TASK INSTRUCTIONS: Filter the entries below, keeping every line that has the word "clearfix".

INPUT DATA:
━━━━━━━━━━━━━━━━
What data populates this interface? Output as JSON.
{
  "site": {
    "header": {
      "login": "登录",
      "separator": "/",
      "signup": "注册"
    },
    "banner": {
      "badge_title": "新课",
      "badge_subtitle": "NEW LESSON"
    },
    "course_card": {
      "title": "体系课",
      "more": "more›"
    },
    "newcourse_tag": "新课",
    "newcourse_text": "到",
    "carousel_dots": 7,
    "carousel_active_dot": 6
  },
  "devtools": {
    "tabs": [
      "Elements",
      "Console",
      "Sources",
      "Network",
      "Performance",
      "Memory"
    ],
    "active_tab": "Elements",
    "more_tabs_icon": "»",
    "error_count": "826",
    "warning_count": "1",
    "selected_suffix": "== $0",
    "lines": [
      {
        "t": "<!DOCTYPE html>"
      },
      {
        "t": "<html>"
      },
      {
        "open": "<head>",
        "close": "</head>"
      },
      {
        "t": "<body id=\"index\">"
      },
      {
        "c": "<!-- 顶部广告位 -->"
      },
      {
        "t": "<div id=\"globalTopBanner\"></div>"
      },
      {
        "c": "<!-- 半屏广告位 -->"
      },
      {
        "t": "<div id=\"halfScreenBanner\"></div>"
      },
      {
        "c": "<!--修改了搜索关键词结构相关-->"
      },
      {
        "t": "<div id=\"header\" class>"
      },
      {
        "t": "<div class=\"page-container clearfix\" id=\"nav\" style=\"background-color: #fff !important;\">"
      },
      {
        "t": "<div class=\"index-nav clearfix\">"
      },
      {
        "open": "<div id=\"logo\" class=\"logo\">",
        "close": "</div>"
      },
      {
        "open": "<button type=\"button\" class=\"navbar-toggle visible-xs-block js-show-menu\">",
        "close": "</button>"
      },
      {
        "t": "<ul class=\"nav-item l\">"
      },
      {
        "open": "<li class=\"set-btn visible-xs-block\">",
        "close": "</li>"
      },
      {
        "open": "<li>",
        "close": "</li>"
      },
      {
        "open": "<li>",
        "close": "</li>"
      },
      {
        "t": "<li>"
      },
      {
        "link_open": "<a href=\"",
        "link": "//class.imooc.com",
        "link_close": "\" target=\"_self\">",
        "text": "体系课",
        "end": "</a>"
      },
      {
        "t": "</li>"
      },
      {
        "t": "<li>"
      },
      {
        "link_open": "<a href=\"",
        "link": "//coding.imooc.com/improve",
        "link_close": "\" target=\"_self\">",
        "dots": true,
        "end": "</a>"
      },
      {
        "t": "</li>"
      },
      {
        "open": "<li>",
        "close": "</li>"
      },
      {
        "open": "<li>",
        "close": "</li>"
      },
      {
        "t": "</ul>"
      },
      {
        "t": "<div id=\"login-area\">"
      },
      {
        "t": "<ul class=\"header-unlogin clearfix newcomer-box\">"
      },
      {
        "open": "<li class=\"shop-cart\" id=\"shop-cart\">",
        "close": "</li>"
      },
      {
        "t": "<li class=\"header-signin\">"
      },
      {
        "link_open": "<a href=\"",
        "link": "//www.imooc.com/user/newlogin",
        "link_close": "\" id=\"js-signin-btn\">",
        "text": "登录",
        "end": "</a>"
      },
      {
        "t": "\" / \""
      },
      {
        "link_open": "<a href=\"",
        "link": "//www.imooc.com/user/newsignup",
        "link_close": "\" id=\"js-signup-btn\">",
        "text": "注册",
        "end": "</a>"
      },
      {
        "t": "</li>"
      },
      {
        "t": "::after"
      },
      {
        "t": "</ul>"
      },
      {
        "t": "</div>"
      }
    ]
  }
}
━━━━━━━━━━━━━━━━
OUTPUT FOR THIS EXERCISE:
        "t": "<div class=\"page-container clearfix\" id=\"nav\" style=\"background-color: #fff !important;\">"
        "t": "<div class=\"index-nav clearfix\">"
        "t": "<ul class=\"header-unlogin clearfix newcomer-box\">"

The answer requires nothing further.